Exercise task
Leave out the pictures and copy each record below exactly.

Records provided
━━━━━━━━━━

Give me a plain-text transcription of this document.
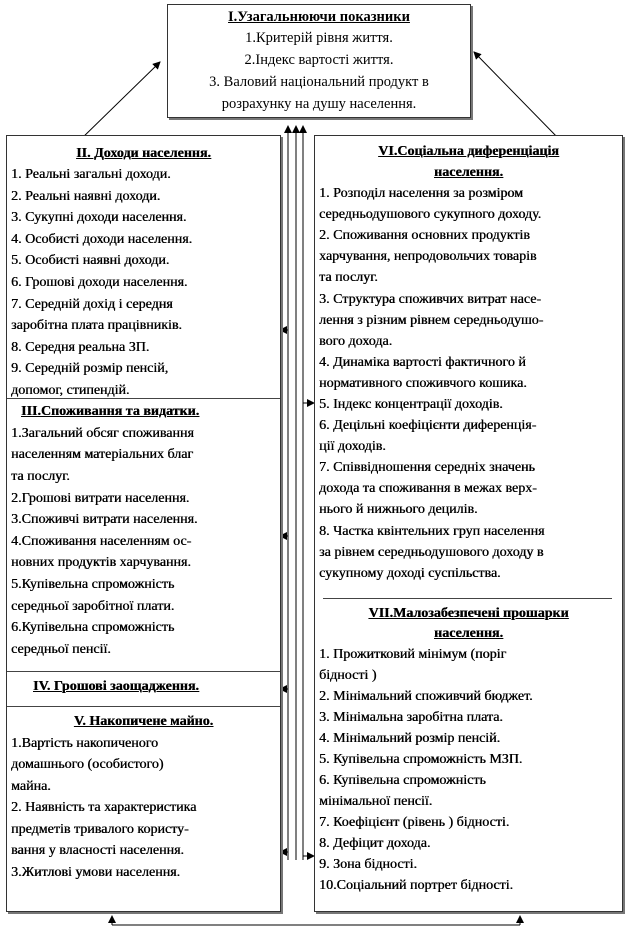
І.Узагальнюючи показники
1.Критерій рівня життя.
2.Індекс вартості життя.
3. Валовий національний продукт в
розрахунку на душу населення.
ІІ. Доходи населення.
1. Реальні загальні доходи.
2. Реальні наявні доходи.
3. Сукупні доходи населення.
4. Особисті доходи населення.
5. Особисті наявні доходи.
6. Грошові доходи населення.
7. Середній дохід і середня
заробітна плата працівників.
8. Середня реальна ЗП.
9. Середній розмір пенсій,
допомог, стипендій.
ІІІ.Споживання та видатки.
1.Загальний обсяг споживання
населенням матеріальних благ
та послуг.
2.Грошові витрати населення.
3.Споживчі витрати населення.
4.Споживання населенням ос-
новних продуктів харчування.
5.Купівельна спроможність
середньої заробітної плати.
6.Купівельна спроможність
середньої пенсії.
IV. Грошові заощадження.
V. Накопичене майно.
1.Вартість накопиченого
домашнього (особистого)
майна.
2. Наявність та характеристика
предметів тривалого користу-
вання у власності населення.
3.Житлові умови населення.
VІ.Соціальна диференціація
населення.
1. Розподіл населення за розміром
середньодушового сукупного доходу.
2. Споживання основних продуктів
харчування, непродовольчих товарів
та послуг.
3. Структура споживчих витрат насе-
лення з різним рівнем середньодушо-
вого дохода.
4. Динаміка вартості фактичного й
нормативного споживчого кошика.
5. Індекс концентрації доходів.
6. Децільні коефіцієнти диференція-
ції доходів.
7. Співвідношення середніх значень
дохода та споживання в межах верх-
нього й нижнього децилів.
8. Частка квінтельних груп населення
за рівнем середньодушового доходу в
сукупному доході суспільства.
VІІ.Малозабезпечені прошарки
населення.
1. Прожитковий мінімум (поріг
бідності )
2. Мінімальний споживчий бюджет.
3. Мінімальна заробітна плата.
4. Мінімальний розмір пенсій.
5. Купівельна спроможність МЗП.
6. Купівельна спроможність
мінімальної пенсії.
7. Коефіцієнт (рівень ) бідності.
8. Дефіцит дохода.
9. Зона бідності.
10.Соціальний портрет бідності.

━━━━━━━━━━

Output of the task
Give me a plain-text transcription of this document.
І.Узагальнюючи показники
1.Критерій рівня життя.
2.Індекс вартості життя.
3. Валовий національний продукт в
розрахунку на душу населення.
ІІ. Доходи населення.
1. Реальні загальні доходи.
2. Реальні наявні доходи.
3. Сукупні доходи населення.
4. Особисті доходи населення.
5. Особисті наявні доходи.
6. Грошові доходи населення.
7. Середній дохід і середня
заробітна плата працівників.
8. Середня реальна ЗП.
9. Середній розмір пенсій,
допомог, стипендій.
ІІІ.Споживання та видатки.
1.Загальний обсяг споживання
населенням матеріальних благ
та послуг.
2.Грошові витрати населення.
3.Споживчі витрати населення.
4.Споживання населенням ос-
новних продуктів харчування.
5.Купівельна спроможність
середньої заробітної плати.
6.Купівельна спроможність
середньої пенсії.
IV. Грошові заощадження.
V. Накопичене майно.
1.Вартість накопиченого
домашнього (особистого)
майна.
2. Наявність та характеристика
предметів тривалого користу-
вання у власності населення.
3.Житлові умови населення.
VІ.Соціальна диференціація
населення.
1. Розподіл населення за розміром
середньодушового сукупного доходу.
2. Споживання основних продуктів
харчування, непродовольчих товарів
та послуг.
3. Структура споживчих витрат насе-
лення з різним рівнем середньодушо-
вого дохода.
4. Динаміка вартості фактичного й
нормативного споживчого кошика.
5. Індекс концентрації доходів.
6. Децільні коефіцієнти диференція-
ції доходів.
7. Співвідношення середніх значень
дохода та споживання в межах верх-
нього й нижнього децилів.
8. Частка квінтельних груп населення
за рівнем середньодушового доходу в
сукупному доході суспільства.
VІІ.Малозабезпечені прошарки
населення.
1. Прожитковий мінімум (поріг
бідності )
2. Мінімальний споживчий бюджет.
3. Мінімальна заробітна плата.
4. Мінімальний розмір пенсій.
5. Купівельна спроможність МЗП.
6. Купівельна спроможність
мінімальної пенсії.
7. Коефіцієнт (рівень ) бідності.
8. Дефіцит дохода.
9. Зона бідності.
10.Соціальний портрет бідності.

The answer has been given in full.